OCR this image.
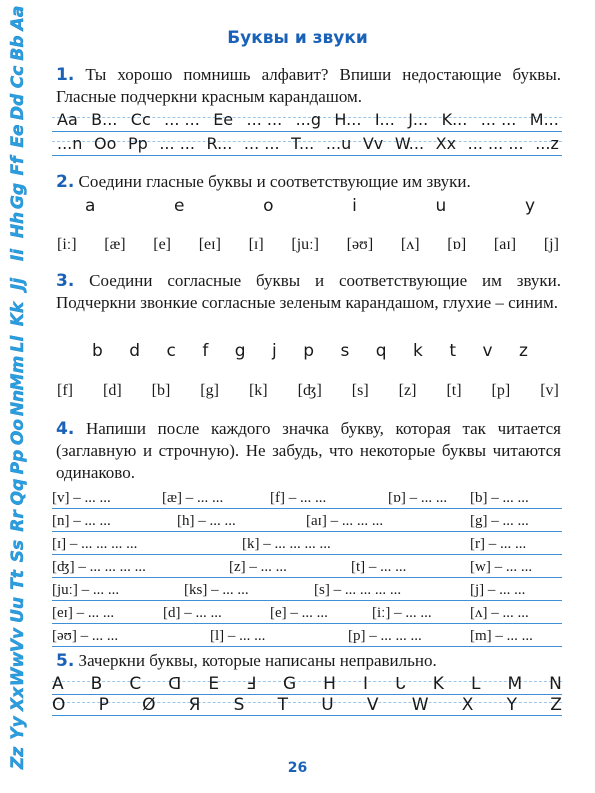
Aa
Bb
Cc
Dd
Ee
Ff
Gg
Hh
Ii
Jj
Kk
Ll
Mm
Nn
Oo
Pp
Qq
Rr
Ss
Tt
Uu
Vv
Ww
Xx
Yy
Zz
Буквы и звуки
1. Ты хорошо помнишь алфавит? Впиши недостающие буквы. Гласные подчеркни красным карандашом.
Aa B... Cc ... ... Ee ... ... ...g H... I... J... K... ... ... M...
...n Oo Pp ... ... R... ... ... T... ...u Vv W... Xx ... ... ... ...z
2. Соедини гласные буквы и соответствующие им звуки.
a	e	o	i	u	y
[iː] [æ] [e] [eɪ] [ɪ] [juː] [əʊ] [ʌ] [ɒ] [aɪ] [j]
3. Соедини согласные буквы и соответствующие им звуки. Подчеркни звонкие согласные зеленым карандашом, глухие – синим.
b d c f g j p s q k t v z
[f] [d] [b] [g] [k] [ʤ] [s] [z] [t] [p] [v]
4. Напиши после каждого значка букву, которая так читается (заглавную и строчную). Не забудь, что некоторые буквы читаются одинаково.
[v] – ... ...	[æ] – ... ...	[f] – ... ...	[ɒ] – ... ... [b] – ... ...
[n] – ... ...	[h] – ... ...	[aɪ] – ... ... ...	[g] – ... ...
[ɪ] – ... ... ... ...	[k] – ... ... ... ...	[r] – ... ...
[ʤ] – ... ... ... ...	[z] – ... ...	[t] – ... ...	[w] – ... ...
[juː] – ... ...	[ks] – ... ...	[s] – ... ... ... ...	[j] – ... ...
[eɪ] – ... ...	[d] – ... ...	[e] – ... ...	[iː] – ... ...	[ʌ] – ... ...
[əʊ] – ... ...	[l] – ... ...	[p] – ... ... ...	[m] – ... ...
5. Зачеркни буквы, которые написаны неправильно.
A B C ᗡ E Ⅎ G H I ᒐ K L M N
O P Ø Я S T U V W X Y Z
26
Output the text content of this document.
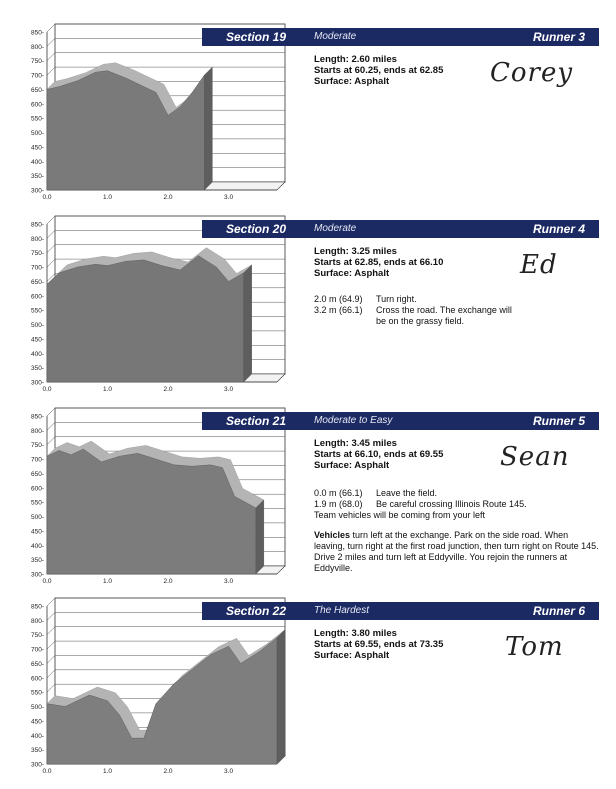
300-
350-
400-
450-
500-
550-
600-
650-
700-
750-
800-
850-
0.0	1.0	2.0	3.0
Section 19	Moderate	Runner 3
Length: 2.60 miles
Starts at 60.25, ends at 62.85
Surface: Asphalt	Corey
300-
350-
400-
450-
500-
550-
600-
650-
700-
750-
800-
850-
0.0	1.0	2.0	3.0
Section 20	Moderate	Runner 4
Length: 3.25 miles
Starts at 62.85, ends at 66.10
Surface: Asphalt	Ed
2.0 m (64.9)	Turn right.
3.2 m (66.1)	Cross the road. The exchange will be on the grassy field.
300-
350-
400-
450-
500-
550-
600-
650-
700-
750-
800-
850-
0.0	1.0	2.0	3.0
Section 21	Moderate to Easy	Runner 5
Length: 3.45 miles
Starts at 66.10, ends at 69.55
Surface: Asphalt	Sean
0.0 m (66.1)	Leave the field.
1.9 m (68.0)	Be careful crossing Illinois Route 145.
Team vehicles will be coming from your left
Vehicles turn left at the exchange. Park on the side road. When leaving, turn right at the first road junction, then turn right on Route 145. Drive 2 miles and turn left at Eddyville. You rejoin the runners at Eddyville.
300-
350-
400-
450-
500-
550-
600-
650-
700-
750-
800-
850-
0.0	1.0	2.0	3.0
Section 22	The Hardest	Runner 6
Length: 3.80 miles
Starts at 69.55, ends at 73.35
Surface: Asphalt	Tom
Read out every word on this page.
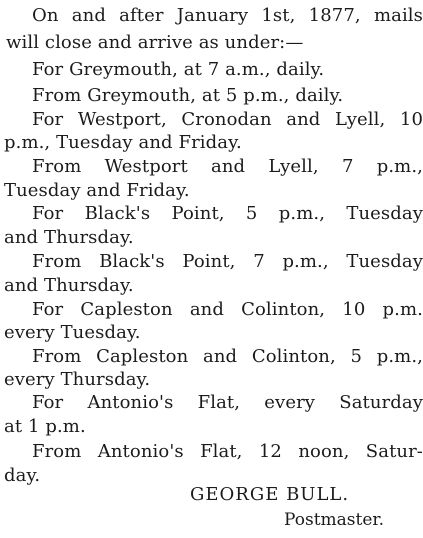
On and after January 1st, 1877, mails
will close and arrive as under:—
For Greymouth, at 7 a.m., daily.
From Greymouth, at 5 p.m., daily.
For Westport, Cronodan and Lyell, 10
p.m., Tuesday and Friday.
From Westport and Lyell, 7 p.m.,
Tuesday and Friday.
For Black's Point, 5 p.m., Tuesday
and Thursday.
From Black's Point, 7 p.m., Tuesday
and Thursday.
For Capleston and Colinton, 10 p.m.
every Tuesday.
From Capleston and Colinton, 5 p.m.,
every Thursday.
For Antonio's Flat, every Saturday
at 1 p.m.
From Antonio's Flat, 12 noon, Satur-
day.
GEORGE BULL.
Postmaster.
++++
_DESCRIPTION OF THE TASK_. Pull out all lines containing the word "Surface" from the entries above.

_OUTPUT FOR THIS TASK_.
Surface: Asphalt	Corey
Surface: Asphalt	Ed
Surface: Asphalt	Sean
Surface: Asphalt	Tom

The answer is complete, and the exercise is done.